TASK INSTRUCTIONS: The data must be returned in full and exactly as given.

PROVIDED DATA:
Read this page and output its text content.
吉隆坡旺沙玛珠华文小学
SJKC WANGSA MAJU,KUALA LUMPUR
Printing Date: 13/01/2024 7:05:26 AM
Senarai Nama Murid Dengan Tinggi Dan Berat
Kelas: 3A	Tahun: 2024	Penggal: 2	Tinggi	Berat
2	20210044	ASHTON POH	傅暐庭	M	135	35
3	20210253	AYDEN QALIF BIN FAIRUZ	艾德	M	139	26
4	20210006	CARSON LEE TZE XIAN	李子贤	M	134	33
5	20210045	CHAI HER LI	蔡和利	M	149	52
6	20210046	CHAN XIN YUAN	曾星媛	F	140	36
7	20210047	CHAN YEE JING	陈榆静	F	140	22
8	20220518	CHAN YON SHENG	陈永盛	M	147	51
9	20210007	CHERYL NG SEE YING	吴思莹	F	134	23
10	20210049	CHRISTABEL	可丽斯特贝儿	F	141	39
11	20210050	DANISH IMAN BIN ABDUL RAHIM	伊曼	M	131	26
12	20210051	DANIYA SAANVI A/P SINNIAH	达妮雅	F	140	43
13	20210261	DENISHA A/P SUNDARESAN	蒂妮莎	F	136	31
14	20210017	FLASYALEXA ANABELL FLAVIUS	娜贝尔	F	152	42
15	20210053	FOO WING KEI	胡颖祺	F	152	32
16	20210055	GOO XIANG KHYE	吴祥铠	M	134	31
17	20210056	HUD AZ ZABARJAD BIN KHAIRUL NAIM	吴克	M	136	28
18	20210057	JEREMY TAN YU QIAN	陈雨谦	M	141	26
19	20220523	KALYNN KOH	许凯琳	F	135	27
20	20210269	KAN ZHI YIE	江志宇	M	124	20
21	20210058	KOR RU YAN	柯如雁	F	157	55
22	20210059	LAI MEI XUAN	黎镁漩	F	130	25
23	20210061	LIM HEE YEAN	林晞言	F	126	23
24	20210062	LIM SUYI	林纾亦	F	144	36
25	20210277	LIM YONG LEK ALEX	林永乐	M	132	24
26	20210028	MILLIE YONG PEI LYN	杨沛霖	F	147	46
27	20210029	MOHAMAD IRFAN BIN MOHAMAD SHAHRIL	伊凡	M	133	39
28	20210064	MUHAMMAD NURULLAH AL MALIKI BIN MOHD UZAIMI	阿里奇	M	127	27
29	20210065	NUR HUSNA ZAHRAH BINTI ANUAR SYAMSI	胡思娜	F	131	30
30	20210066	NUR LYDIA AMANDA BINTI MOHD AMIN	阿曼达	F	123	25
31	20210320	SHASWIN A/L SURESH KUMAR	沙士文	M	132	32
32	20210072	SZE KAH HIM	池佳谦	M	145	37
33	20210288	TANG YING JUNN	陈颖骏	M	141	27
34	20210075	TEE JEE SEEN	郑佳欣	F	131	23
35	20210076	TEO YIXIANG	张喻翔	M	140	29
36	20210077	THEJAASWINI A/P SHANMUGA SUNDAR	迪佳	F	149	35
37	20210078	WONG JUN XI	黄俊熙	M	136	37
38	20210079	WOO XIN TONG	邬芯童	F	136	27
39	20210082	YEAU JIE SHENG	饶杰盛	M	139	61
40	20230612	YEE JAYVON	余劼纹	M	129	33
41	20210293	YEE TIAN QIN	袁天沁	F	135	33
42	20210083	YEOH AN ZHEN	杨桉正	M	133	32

TASK SOLUTION:
Read this page and output its text content.
吉隆坡旺沙玛珠华文小学
SJKC WANGSA MAJU,KUALA LUMPUR
Printing Date: 13/01/2024 7:05:26 AM
Senarai Nama Murid Dengan Tinggi Dan Berat
Kelas: 3A	Tahun: 2024	Penggal: 2	Tinggi	Berat
2	20210044	ASHTON POH	傅暐庭	M	135	35
3	20210253	AYDEN QALIF BIN FAIRUZ	艾德	M	139	26
4	20210006	CARSON LEE TZE XIAN	李子贤	M	134	33
5	20210045	CHAI HER LI	蔡和利	M	149	52
6	20210046	CHAN XIN YUAN	曾星媛	F	140	36
7	20210047	CHAN YEE JING	陈榆静	F	140	22
8	20220518	CHAN YON SHENG	陈永盛	M	147	51
9	20210007	CHERYL NG SEE YING	吴思莹	F	134	23
10	20210049	CHRISTABEL	可丽斯特贝儿	F	141	39
11	20210050	DANISH IMAN BIN ABDUL RAHIM	伊曼	M	131	26
12	20210051	DANIYA SAANVI A/P SINNIAH	达妮雅	F	140	43
13	20210261	DENISHA A/P SUNDARESAN	蒂妮莎	F	136	31
14	20210017	FLASYALEXA ANABELL FLAVIUS	娜贝尔	F	152	42
15	20210053	FOO WING KEI	胡颖祺	F	152	32
16	20210055	GOO XIANG KHYE	吴祥铠	M	134	31
17	20210056	HUD AZ ZABARJAD BIN KHAIRUL NAIM	吴克	M	136	28
18	20210057	JEREMY TAN YU QIAN	陈雨谦	M	141	26
19	20220523	KALYNN KOH	许凯琳	F	135	27
20	20210269	KAN ZHI YIE	江志宇	M	124	20
21	20210058	KOR RU YAN	柯如雁	F	157	55
22	20210059	LAI MEI XUAN	黎镁漩	F	130	25
23	20210061	LIM HEE YEAN	林晞言	F	126	23
24	20210062	LIM SUYI	林纾亦	F	144	36
25	20210277	LIM YONG LEK ALEX	林永乐	M	132	24
26	20210028	MILLIE YONG PEI LYN	杨沛霖	F	147	46
27	20210029	MOHAMAD IRFAN BIN MOHAMAD SHAHRIL	伊凡	M	133	39
28	20210064	MUHAMMAD NURULLAH AL MALIKI BIN MOHD UZAIMI	阿里奇	M	127	27
29	20210065	NUR HUSNA ZAHRAH BINTI ANUAR SYAMSI	胡思娜	F	131	30
30	20210066	NUR LYDIA AMANDA BINTI MOHD AMIN	阿曼达	F	123	25
31	20210320	SHASWIN A/L SURESH KUMAR	沙士文	M	132	32
32	20210072	SZE KAH HIM	池佳谦	M	145	37
33	20210288	TANG YING JUNN	陈颖骏	M	141	27
34	20210075	TEE JEE SEEN	郑佳欣	F	131	23
35	20210076	TEO YIXIANG	张喻翔	M	140	29
36	20210077	THEJAASWINI A/P SHANMUGA SUNDAR	迪佳	F	149	35
37	20210078	WONG JUN XI	黄俊熙	M	136	37
38	20210079	WOO XIN TONG	邬芯童	F	136	27
39	20210082	YEAU JIE SHENG	饶杰盛	M	139	61
40	20230612	YEE JAYVON	余劼纹	M	129	33
41	20210293	YEE TIAN QIN	袁天沁	F	135	33
42	20210083	YEOH AN ZHEN	杨桉正	M	133	32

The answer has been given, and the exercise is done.